EXERCISE PROMPT
In full and without deviation, write out the entries that follow.

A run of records
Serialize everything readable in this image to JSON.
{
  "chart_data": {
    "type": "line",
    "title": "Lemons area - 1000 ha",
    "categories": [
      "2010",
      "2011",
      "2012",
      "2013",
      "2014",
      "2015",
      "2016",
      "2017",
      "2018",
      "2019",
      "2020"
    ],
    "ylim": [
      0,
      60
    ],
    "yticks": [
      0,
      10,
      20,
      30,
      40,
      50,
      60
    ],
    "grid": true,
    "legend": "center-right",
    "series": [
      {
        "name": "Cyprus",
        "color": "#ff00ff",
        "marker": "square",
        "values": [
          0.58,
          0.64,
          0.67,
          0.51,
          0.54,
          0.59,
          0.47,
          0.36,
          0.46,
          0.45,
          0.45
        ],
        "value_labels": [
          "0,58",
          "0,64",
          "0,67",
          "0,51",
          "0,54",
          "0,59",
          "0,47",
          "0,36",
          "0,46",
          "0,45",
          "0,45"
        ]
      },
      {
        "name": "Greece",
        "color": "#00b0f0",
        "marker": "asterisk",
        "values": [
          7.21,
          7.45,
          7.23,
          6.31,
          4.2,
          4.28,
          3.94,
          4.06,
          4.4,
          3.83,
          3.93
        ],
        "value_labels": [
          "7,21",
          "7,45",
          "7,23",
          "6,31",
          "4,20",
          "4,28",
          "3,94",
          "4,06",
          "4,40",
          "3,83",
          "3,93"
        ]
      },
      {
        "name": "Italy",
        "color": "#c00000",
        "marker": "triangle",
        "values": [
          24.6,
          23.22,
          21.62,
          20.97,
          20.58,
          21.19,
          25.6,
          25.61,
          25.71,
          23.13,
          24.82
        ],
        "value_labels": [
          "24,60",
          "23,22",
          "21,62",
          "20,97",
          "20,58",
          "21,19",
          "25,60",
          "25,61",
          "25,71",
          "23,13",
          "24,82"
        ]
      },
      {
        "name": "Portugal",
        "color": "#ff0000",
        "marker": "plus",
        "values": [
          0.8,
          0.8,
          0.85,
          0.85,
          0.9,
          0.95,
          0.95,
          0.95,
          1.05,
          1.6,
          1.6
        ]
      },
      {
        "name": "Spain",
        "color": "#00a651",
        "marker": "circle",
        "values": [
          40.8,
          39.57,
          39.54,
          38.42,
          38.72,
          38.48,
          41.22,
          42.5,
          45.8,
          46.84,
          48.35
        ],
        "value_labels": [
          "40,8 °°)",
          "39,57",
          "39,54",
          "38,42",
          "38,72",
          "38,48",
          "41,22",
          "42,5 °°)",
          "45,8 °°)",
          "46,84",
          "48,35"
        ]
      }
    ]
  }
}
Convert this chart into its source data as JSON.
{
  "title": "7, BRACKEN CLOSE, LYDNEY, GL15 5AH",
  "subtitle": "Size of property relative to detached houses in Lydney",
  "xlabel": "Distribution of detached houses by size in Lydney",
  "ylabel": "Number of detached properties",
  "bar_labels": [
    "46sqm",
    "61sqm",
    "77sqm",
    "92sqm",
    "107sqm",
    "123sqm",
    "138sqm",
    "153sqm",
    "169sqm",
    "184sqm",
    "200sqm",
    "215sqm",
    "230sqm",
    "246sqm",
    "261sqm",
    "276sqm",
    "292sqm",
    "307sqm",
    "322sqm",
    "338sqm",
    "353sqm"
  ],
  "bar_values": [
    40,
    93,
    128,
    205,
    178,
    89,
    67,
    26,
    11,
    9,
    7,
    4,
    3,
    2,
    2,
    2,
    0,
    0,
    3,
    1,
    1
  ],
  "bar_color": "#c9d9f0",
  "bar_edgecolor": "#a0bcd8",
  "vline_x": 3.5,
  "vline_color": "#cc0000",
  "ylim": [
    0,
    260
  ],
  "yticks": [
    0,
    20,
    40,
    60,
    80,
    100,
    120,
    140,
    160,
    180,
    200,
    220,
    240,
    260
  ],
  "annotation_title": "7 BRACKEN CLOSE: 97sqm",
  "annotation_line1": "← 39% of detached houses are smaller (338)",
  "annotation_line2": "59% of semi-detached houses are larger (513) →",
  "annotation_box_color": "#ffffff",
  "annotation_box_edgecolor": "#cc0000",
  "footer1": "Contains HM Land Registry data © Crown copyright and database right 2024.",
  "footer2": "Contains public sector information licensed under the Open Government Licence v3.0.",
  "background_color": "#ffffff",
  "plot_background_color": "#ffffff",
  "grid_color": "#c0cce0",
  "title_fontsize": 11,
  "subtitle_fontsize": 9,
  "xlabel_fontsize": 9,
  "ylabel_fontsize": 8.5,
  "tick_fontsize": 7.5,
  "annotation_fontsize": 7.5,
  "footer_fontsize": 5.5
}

FINISHED ANSWER
Serialize everything readable in this image to JSON.
{
  "chart_data": {
    "type": "line",
    "title": "Lemons area - 1000 ha",
    "categories": [
      "2010",
      "2011",
      "2012",
      "2013",
      "2014",
      "2015",
      "2016",
      "2017",
      "2018",
      "2019",
      "2020"
    ],
    "ylim": [
      0,
      60
    ],
    "yticks": [
      0,
      10,
      20,
      30,
      40,
      50,
      60
    ],
    "grid": true,
    "legend": "center-right",
    "series": [
      {
        "name": "Cyprus",
        "color": "#ff00ff",
        "marker": "square",
        "values": [
          0.58,
          0.64,
          0.67,
          0.51,
          0.54,
          0.59,
          0.47,
          0.36,
          0.46,
          0.45,
          0.45
        ],
        "value_labels": [
          "0,58",
          "0,64",
          "0,67",
          "0,51",
          "0,54",
          "0,59",
          "0,47",
          "0,36",
          "0,46",
          "0,45",
          "0,45"
        ]
      },
      {
        "name": "Greece",
        "color": "#00b0f0",
        "marker": "asterisk",
        "values": [
          7.21,
          7.45,
          7.23,
          6.31,
          4.2,
          4.28,
          3.94,
          4.06,
          4.4,
          3.83,
          3.93
        ],
        "value_labels": [
          "7,21",
          "7,45",
          "7,23",
          "6,31",
          "4,20",
          "4,28",
          "3,94",
          "4,06",
          "4,40",
          "3,83",
          "3,93"
        ]
      },
      {
        "name": "Italy",
        "color": "#c00000",
        "marker": "triangle",
        "values": [
          24.6,
          23.22,
          21.62,
          20.97,
          20.58,
          21.19,
          25.6,
          25.61,
          25.71,
          23.13,
          24.82
        ],
        "value_labels": [
          "24,60",
          "23,22",
          "21,62",
          "20,97",
          "20,58",
          "21,19",
          "25,60",
          "25,61",
          "25,71",
          "23,13",
          "24,82"
        ]
      },
      {
        "name": "Portugal",
        "color": "#ff0000",
        "marker": "plus",
        "values": [
          0.8,
          0.8,
          0.85,
          0.85,
          0.9,
          0.95,
          0.95,
          0.95,
          1.05,
          1.6,
          1.6
        ]
      },
      {
        "name": "Spain",
        "color": "#00a651",
        "marker": "circle",
        "values": [
          40.8,
          39.57,
          39.54,
          38.42,
          38.72,
          38.48,
          41.22,
          42.5,
          45.8,
          46.84,
          48.35
        ],
        "value_labels": [
          "40,8 °°)",
          "39,57",
          "39,54",
          "38,42",
          "38,72",
          "38,48",
          "41,22",
          "42,5 °°)",
          "45,8 °°)",
          "46,84",
          "48,35"
        ]
      }
    ]
  }
}
Convert this chart into its source data as JSON.
{
  "title": "7, BRACKEN CLOSE, LYDNEY, GL15 5AH",
  "subtitle": "Size of property relative to detached houses in Lydney",
  "xlabel": "Distribution of detached houses by size in Lydney",
  "ylabel": "Number of detached properties",
  "bar_labels": [
    "46sqm",
    "61sqm",
    "77sqm",
    "92sqm",
    "107sqm",
    "123sqm",
    "138sqm",
    "153sqm",
    "169sqm",
    "184sqm",
    "200sqm",
    "215sqm",
    "230sqm",
    "246sqm",
    "261sqm",
    "276sqm",
    "292sqm",
    "307sqm",
    "322sqm",
    "338sqm",
    "353sqm"
  ],
  "bar_values": [
    40,
    93,
    128,
    205,
    178,
    89,
    67,
    26,
    11,
    9,
    7,
    4,
    3,
    2,
    2,
    2,
    0,
    0,
    3,
    1,
    1
  ],
  "bar_color": "#c9d9f0",
  "bar_edgecolor": "#a0bcd8",
  "vline_x": 3.5,
  "vline_color": "#cc0000",
  "ylim": [
    0,
    260
  ],
  "yticks": [
    0,
    20,
    40,
    60,
    80,
    100,
    120,
    140,
    160,
    180,
    200,
    220,
    240,
    260
  ],
  "annotation_title": "7 BRACKEN CLOSE: 97sqm",
  "annotation_line1": "← 39% of detached houses are smaller (338)",
  "annotation_line2": "59% of semi-detached houses are larger (513) →",
  "annotation_box_color": "#ffffff",
  "annotation_box_edgecolor": "#cc0000",
  "footer1": "Contains HM Land Registry data © Crown copyright and database right 2024.",
  "footer2": "Contains public sector information licensed under the Open Government Licence v3.0.",
  "background_color": "#ffffff",
  "plot_background_color": "#ffffff",
  "grid_color": "#c0cce0",
  "title_fontsize": 11,
  "subtitle_fontsize": 9,
  "xlabel_fontsize": 9,
  "ylabel_fontsize": 8.5,
  "tick_fontsize": 7.5,
  "annotation_fontsize": 7.5,
  "footer_fontsize": 5.5
}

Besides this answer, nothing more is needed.